───── GIVEN ENTRIES ─────
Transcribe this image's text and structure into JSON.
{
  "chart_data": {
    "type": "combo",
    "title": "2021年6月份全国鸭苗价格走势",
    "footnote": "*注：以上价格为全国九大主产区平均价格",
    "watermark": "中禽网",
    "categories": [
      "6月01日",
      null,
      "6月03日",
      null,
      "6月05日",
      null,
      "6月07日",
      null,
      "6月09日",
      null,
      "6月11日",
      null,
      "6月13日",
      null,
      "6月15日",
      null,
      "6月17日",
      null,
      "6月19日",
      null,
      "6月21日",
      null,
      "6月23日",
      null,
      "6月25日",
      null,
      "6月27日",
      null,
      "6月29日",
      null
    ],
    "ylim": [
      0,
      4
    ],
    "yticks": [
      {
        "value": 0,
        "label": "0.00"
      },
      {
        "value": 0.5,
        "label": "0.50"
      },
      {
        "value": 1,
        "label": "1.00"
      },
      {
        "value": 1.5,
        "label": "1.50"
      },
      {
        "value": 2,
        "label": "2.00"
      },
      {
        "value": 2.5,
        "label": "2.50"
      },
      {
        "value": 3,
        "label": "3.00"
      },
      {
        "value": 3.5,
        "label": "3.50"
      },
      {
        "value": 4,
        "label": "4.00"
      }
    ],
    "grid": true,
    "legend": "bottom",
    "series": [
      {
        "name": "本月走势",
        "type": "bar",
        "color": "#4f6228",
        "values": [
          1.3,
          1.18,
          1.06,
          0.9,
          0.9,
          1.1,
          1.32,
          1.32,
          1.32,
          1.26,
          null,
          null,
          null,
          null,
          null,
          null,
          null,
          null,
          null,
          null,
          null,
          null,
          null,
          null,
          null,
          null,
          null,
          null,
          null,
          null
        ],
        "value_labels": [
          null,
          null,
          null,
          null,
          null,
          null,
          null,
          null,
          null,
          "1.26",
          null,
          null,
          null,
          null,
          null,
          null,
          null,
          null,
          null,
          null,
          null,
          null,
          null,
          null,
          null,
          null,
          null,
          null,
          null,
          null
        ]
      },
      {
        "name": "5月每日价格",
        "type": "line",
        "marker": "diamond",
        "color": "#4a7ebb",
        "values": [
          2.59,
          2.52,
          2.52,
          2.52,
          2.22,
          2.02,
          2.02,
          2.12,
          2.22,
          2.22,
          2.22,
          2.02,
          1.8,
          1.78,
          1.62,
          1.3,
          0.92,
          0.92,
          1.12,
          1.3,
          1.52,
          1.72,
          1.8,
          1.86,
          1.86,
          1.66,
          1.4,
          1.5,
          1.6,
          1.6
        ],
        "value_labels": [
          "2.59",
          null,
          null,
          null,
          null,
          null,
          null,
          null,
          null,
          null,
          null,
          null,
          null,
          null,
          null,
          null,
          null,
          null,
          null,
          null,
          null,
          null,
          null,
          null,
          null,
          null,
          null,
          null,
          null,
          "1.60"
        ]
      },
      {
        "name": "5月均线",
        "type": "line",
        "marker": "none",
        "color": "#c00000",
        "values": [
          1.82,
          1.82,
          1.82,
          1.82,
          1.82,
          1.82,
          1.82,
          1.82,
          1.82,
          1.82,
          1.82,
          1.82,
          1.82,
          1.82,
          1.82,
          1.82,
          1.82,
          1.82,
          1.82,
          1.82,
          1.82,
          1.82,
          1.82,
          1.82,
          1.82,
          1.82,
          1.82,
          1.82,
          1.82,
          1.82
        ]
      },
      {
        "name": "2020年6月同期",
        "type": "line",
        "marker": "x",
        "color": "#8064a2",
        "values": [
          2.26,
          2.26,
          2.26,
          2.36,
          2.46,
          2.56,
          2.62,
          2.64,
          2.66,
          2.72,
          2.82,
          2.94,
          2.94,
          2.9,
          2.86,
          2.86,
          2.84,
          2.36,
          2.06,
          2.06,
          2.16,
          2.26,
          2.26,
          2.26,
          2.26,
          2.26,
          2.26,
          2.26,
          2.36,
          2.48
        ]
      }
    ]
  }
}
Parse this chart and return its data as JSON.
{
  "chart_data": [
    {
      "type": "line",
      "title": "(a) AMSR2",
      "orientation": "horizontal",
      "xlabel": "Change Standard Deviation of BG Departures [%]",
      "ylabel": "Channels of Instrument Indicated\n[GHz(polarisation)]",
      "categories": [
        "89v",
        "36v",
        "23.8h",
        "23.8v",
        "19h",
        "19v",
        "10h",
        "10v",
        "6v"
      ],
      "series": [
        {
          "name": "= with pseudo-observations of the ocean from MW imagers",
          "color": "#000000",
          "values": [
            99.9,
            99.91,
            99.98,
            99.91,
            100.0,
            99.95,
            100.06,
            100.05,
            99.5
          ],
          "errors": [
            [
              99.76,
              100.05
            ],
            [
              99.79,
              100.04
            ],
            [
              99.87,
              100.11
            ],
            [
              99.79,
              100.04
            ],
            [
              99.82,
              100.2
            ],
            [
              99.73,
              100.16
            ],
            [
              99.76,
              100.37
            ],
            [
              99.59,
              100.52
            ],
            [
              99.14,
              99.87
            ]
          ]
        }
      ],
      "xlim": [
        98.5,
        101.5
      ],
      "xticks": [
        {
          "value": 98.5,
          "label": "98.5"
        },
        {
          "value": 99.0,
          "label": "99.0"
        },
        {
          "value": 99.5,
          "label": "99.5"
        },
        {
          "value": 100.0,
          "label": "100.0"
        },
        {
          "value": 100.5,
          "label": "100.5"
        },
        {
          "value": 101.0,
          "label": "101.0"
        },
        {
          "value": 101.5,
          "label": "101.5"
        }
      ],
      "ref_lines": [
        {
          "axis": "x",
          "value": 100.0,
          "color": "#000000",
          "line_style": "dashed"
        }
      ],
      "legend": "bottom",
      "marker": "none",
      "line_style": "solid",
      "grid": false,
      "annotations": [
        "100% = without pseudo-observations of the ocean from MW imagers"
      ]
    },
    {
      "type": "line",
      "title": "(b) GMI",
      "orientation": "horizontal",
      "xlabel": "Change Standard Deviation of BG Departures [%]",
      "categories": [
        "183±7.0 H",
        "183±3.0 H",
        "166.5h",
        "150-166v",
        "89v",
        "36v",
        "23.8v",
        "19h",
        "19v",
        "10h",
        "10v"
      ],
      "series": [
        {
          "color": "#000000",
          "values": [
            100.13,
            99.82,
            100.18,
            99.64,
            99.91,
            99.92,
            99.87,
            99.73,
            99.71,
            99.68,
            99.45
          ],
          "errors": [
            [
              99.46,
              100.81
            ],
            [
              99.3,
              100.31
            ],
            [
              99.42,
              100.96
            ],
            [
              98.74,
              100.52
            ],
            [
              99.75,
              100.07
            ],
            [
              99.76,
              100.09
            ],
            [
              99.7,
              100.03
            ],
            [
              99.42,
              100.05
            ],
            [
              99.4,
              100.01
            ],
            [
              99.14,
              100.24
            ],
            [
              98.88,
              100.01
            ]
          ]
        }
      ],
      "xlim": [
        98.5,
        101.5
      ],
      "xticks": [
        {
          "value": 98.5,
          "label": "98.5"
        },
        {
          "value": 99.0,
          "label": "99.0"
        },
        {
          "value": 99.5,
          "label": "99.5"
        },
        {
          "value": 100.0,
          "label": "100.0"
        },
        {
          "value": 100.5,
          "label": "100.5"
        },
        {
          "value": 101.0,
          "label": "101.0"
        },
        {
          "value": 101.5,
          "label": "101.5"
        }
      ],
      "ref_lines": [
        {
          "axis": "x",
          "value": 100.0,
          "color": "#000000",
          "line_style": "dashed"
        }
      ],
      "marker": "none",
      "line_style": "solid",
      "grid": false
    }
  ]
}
─────
### [EXERCISE PROMPT]
Reproduce each line of the entries in which the word "pseudo" is found.

### [REPLY]
          "name": "= with pseudo-observations of the ocean from MW imagers",
        "100% = without pseudo-observations of the ocean from MW imagers"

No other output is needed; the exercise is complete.